[EXTRACTED MATERIAL start]

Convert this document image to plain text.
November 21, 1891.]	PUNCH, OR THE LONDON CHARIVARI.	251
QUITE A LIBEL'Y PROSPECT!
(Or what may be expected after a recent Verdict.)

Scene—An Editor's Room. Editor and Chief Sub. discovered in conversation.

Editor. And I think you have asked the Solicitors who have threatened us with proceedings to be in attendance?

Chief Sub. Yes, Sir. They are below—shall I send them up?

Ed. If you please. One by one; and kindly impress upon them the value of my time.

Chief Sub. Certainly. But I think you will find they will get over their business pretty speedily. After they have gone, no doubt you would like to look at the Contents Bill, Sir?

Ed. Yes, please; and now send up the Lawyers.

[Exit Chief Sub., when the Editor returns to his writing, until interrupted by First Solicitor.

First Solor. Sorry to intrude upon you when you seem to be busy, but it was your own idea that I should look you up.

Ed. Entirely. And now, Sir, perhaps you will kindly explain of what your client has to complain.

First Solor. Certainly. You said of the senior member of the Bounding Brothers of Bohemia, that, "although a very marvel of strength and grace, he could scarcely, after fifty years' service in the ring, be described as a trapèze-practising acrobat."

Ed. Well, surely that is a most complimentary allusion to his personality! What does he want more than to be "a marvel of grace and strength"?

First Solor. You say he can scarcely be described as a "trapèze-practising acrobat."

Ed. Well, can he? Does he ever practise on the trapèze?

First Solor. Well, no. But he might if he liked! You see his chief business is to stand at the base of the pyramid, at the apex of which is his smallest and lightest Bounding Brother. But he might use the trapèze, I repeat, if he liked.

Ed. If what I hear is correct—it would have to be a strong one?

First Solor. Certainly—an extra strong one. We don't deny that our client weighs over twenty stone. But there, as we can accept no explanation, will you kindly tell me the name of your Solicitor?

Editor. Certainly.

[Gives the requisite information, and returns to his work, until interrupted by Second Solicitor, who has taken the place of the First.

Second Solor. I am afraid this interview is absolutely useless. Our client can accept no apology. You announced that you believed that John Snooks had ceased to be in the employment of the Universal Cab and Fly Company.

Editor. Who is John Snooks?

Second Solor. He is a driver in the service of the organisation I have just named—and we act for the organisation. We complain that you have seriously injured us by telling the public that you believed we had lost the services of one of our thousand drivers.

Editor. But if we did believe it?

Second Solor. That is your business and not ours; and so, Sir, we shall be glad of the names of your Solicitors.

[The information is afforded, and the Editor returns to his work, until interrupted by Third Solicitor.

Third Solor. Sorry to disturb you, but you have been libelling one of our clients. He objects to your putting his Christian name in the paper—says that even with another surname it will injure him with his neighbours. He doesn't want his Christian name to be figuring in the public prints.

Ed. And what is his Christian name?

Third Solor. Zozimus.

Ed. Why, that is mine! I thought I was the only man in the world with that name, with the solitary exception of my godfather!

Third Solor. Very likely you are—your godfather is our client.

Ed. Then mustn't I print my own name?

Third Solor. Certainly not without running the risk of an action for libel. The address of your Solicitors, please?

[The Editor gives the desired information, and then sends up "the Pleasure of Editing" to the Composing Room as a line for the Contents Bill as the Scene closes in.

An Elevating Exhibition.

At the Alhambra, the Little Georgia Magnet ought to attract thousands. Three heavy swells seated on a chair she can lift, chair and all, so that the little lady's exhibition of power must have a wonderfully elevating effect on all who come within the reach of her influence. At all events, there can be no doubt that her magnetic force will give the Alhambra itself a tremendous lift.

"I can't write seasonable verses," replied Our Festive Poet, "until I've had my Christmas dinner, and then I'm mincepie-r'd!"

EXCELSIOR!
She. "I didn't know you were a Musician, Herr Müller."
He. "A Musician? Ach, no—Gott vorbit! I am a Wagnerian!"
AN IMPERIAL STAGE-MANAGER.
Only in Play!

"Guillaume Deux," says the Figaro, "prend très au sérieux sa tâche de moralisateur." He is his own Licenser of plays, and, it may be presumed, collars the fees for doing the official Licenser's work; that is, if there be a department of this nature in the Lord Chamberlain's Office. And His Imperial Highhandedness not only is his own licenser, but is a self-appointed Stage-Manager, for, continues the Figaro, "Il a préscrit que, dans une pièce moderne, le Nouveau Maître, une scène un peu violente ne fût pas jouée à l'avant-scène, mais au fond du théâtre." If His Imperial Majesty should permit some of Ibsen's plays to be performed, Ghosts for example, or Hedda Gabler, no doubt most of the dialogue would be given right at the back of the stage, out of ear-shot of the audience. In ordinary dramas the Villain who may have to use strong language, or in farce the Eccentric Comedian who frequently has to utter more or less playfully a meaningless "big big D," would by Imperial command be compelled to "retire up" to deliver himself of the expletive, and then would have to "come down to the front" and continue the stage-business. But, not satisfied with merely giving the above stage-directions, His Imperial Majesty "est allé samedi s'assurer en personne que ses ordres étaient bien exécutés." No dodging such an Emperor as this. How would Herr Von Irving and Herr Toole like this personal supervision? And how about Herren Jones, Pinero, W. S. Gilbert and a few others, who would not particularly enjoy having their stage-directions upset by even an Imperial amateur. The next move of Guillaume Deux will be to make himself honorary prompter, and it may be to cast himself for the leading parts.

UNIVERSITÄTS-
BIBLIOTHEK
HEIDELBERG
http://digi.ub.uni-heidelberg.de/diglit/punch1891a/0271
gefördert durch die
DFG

[EXTRACTED MATERIAL end]

> [WHAT TO DO]: Pull out all lines in the data above that include "when".

> [SOLUTION TO THIS EXERCISE]:
[Exit Chief Sub., when the Editor returns to his writing, until interrupted by First Solicitor.
First Solor. Sorry to intrude upon you when you seem to be busy, but it was your own idea that I should look you up.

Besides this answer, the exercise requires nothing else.